(Recorded data)
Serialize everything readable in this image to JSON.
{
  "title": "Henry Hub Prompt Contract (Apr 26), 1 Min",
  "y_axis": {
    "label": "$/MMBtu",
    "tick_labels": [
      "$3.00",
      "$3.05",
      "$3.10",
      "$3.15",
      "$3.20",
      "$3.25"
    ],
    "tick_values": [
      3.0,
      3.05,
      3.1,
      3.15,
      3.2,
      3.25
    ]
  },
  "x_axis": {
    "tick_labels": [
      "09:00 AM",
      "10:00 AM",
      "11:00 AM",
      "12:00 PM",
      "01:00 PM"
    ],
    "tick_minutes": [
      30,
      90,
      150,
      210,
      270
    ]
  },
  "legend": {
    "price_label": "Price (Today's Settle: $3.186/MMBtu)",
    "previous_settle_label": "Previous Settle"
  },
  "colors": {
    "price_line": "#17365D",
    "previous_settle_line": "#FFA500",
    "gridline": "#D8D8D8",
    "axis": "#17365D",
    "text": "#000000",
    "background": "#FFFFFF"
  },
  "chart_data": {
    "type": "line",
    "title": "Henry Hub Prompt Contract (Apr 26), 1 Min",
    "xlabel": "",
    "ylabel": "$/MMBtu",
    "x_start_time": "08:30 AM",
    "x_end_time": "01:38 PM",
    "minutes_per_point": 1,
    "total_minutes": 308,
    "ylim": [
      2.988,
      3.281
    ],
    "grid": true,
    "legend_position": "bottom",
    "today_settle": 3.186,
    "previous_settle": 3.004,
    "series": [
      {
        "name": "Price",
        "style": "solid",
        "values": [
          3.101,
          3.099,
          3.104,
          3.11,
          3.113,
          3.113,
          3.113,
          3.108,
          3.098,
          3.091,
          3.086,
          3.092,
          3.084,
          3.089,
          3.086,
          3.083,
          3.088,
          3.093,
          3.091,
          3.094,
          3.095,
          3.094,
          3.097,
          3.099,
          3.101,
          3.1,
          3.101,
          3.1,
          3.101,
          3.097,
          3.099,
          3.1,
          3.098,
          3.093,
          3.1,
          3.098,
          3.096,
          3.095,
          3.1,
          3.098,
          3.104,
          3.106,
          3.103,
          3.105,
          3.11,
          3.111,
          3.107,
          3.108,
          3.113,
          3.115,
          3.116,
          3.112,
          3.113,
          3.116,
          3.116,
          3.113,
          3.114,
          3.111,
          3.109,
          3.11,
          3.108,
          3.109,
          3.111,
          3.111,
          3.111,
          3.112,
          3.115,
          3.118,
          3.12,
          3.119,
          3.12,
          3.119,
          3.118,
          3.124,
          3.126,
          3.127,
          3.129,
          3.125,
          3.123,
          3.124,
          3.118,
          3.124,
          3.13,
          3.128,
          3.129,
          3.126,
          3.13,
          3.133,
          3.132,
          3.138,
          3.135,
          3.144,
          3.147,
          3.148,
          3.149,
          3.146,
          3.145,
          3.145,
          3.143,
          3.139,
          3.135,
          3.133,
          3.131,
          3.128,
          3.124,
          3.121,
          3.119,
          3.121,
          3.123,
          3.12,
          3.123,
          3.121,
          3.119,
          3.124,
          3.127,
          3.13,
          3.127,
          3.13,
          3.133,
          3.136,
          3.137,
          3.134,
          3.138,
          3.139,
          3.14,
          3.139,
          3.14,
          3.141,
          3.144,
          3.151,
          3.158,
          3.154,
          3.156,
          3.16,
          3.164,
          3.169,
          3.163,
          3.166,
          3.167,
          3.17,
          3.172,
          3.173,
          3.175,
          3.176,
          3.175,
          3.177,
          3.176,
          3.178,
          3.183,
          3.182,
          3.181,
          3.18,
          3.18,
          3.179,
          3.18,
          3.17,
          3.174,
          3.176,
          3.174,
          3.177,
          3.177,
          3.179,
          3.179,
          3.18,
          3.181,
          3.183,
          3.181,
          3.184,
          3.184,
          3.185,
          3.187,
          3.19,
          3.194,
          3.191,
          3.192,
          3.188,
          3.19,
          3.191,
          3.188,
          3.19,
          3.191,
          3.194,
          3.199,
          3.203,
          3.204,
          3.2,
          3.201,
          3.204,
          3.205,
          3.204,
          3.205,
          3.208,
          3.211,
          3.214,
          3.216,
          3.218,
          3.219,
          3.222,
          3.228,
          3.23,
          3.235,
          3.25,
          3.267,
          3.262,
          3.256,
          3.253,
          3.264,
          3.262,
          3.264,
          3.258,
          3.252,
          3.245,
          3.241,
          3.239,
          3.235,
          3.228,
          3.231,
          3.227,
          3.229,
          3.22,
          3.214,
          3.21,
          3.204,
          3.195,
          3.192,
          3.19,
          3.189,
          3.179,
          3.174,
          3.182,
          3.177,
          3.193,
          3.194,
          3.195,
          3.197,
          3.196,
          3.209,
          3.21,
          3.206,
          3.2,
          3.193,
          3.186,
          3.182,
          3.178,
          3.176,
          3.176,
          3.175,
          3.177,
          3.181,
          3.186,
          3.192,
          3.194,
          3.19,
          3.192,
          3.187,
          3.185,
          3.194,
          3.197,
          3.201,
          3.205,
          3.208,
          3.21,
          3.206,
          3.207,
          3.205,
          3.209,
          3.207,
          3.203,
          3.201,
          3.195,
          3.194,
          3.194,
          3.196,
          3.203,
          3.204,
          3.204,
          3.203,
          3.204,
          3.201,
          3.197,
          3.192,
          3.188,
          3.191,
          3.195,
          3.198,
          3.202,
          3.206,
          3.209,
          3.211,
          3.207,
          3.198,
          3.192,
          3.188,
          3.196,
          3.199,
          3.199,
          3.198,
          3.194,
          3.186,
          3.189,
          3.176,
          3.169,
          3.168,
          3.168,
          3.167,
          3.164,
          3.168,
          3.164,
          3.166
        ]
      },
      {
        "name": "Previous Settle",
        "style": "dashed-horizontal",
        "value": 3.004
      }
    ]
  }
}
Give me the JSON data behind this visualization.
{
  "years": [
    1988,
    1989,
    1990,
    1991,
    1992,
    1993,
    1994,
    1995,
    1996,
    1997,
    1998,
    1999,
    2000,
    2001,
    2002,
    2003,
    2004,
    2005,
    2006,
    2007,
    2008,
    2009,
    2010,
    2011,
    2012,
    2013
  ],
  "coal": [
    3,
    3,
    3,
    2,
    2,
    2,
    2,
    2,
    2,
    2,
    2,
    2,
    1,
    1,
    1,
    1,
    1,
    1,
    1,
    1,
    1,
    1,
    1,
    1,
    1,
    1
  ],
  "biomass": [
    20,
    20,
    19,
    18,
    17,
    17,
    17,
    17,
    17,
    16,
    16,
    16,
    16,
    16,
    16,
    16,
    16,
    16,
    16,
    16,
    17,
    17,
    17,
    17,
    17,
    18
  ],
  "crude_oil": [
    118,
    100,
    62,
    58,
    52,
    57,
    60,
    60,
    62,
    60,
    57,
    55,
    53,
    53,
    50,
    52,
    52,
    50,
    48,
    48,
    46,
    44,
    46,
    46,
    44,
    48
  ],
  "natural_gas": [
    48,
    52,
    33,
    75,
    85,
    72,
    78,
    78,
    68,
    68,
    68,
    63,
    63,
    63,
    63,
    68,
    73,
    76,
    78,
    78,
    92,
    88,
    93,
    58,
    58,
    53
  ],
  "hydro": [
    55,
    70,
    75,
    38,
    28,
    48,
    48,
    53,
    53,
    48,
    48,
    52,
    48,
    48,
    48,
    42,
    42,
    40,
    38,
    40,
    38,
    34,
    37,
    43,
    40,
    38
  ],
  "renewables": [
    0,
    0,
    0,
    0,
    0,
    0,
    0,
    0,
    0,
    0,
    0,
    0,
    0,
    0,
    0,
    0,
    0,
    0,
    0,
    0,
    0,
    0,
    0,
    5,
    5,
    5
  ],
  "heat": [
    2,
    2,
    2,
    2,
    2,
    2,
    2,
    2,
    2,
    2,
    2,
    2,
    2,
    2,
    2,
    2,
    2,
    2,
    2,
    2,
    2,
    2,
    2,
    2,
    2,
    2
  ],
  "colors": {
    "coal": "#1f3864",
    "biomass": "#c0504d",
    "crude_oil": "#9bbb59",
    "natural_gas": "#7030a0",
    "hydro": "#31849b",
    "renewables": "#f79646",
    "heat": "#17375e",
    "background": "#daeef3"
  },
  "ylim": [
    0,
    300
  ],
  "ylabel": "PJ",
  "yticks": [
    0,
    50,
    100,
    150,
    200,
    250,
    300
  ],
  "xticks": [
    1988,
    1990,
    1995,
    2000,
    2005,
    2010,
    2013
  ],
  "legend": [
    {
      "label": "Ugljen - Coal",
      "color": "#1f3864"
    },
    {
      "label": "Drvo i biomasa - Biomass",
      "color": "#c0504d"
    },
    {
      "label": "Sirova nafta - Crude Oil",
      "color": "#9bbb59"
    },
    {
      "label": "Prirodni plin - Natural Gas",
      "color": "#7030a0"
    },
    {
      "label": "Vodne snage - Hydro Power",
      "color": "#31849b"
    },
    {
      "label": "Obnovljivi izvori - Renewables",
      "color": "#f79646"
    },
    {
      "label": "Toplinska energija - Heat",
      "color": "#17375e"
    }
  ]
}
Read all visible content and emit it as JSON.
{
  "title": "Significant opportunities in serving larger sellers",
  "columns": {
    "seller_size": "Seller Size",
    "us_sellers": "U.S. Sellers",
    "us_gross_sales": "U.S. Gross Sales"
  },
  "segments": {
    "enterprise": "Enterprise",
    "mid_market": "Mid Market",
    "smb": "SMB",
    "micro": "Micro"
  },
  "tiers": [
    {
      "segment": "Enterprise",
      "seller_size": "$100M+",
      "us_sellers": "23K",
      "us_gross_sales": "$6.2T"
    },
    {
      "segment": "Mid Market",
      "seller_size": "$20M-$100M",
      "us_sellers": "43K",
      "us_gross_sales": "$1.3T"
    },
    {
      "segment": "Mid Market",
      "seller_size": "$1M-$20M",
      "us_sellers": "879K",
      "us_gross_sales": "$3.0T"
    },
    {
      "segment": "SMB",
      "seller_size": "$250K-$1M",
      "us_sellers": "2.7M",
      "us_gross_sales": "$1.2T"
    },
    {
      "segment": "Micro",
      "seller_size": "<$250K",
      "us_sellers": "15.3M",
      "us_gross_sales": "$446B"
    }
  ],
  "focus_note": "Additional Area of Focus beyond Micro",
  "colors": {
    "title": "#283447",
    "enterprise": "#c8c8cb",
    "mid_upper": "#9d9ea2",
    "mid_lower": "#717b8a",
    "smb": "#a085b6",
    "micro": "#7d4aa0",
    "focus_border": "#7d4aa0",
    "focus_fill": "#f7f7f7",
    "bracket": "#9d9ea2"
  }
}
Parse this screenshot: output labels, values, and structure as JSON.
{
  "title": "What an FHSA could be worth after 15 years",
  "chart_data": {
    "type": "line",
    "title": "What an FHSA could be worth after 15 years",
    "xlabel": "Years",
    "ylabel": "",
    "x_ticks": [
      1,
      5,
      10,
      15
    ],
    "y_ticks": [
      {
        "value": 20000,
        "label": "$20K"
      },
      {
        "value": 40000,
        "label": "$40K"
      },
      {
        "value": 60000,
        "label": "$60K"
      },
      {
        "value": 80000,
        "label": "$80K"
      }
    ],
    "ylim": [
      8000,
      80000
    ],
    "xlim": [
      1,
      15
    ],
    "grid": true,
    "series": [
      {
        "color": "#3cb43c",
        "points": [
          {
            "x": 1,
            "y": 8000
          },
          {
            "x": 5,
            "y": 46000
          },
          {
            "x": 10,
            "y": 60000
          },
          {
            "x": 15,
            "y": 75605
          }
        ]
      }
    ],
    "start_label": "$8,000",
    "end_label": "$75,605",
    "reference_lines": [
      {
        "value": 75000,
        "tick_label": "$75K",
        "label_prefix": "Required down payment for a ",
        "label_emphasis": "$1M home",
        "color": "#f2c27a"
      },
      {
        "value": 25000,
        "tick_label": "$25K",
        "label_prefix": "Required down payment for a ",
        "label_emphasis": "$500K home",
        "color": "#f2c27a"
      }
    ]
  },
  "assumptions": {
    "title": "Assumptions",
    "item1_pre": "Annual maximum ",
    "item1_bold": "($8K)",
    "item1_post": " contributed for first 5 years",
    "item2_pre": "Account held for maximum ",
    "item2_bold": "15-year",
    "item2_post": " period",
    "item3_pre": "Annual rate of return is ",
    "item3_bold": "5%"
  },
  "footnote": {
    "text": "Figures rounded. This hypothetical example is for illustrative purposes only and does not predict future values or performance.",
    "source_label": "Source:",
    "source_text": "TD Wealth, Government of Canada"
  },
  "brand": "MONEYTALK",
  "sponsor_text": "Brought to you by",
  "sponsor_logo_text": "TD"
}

**Given instruction**.
Gather from the records above every line containing the string "background".

**Response**.
    "background": "#FFFFFF"
    "background": "#daeef3"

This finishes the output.